EXERCISE DIRECTIONS ▸
Read the lines below. Copy out any that hold the string "require".

EXERCISE DATA ▸
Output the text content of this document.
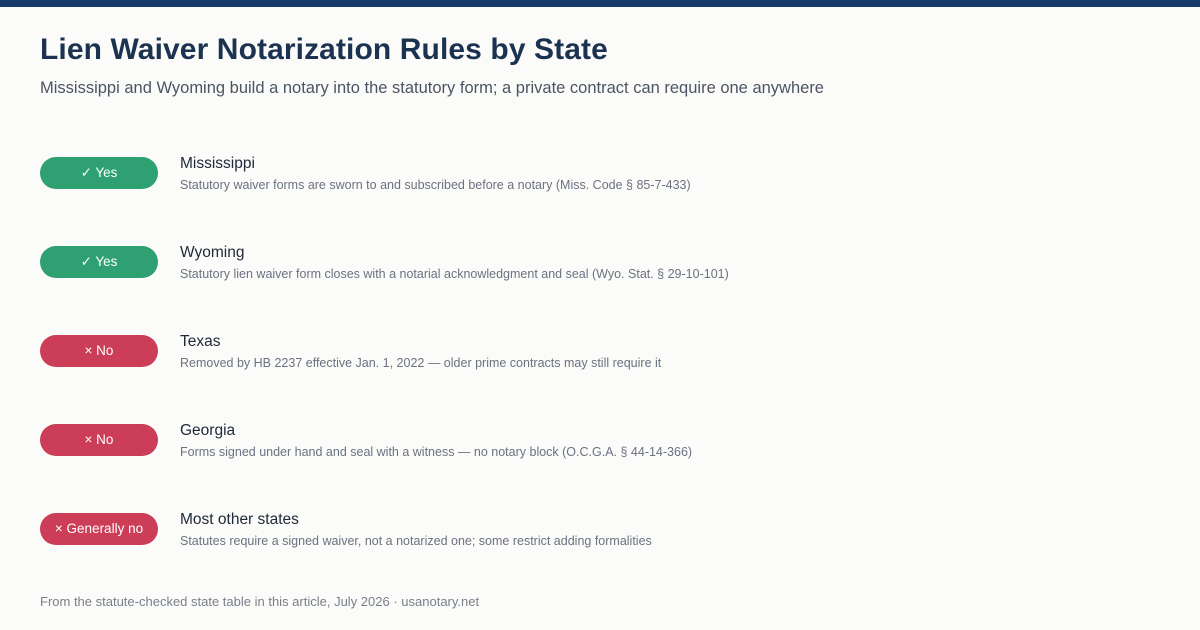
Lien Waiver Notarization Rules by State

Mississippi and Wyoming build a notary into the statutory form; a private contract can require one anywhere

✓ Yes
Mississippi
Statutory waiver forms are sworn to and subscribed before a notary (Miss. Code § 85-7-433)
✓ Yes
Wyoming
Statutory lien waiver form closes with a notarial acknowledgment and seal (Wyo. Stat. § 29-10-101)
× No
Texas
Removed by HB 2237 effective Jan. 1, 2022 — older prime contracts may still require it
× No
Georgia
Forms signed under hand and seal with a witness — no notary block (O.C.G.A. § 44-14-366)
× Generally no
Most other states
Statutes require a signed waiver, not a notarized one; some restrict adding formalities

From the statute-checked state table in this article, July 2026 · usanotary.net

OUTPUT BELOW ▸
Mississippi and Wyoming build a notary into the statutory form; a private contract can require one anywhere
Removed by HB 2237 effective Jan. 1, 2022 — older prime contracts may still require it
Statutes require a signed waiver, not a notarized one; some restrict adding formalities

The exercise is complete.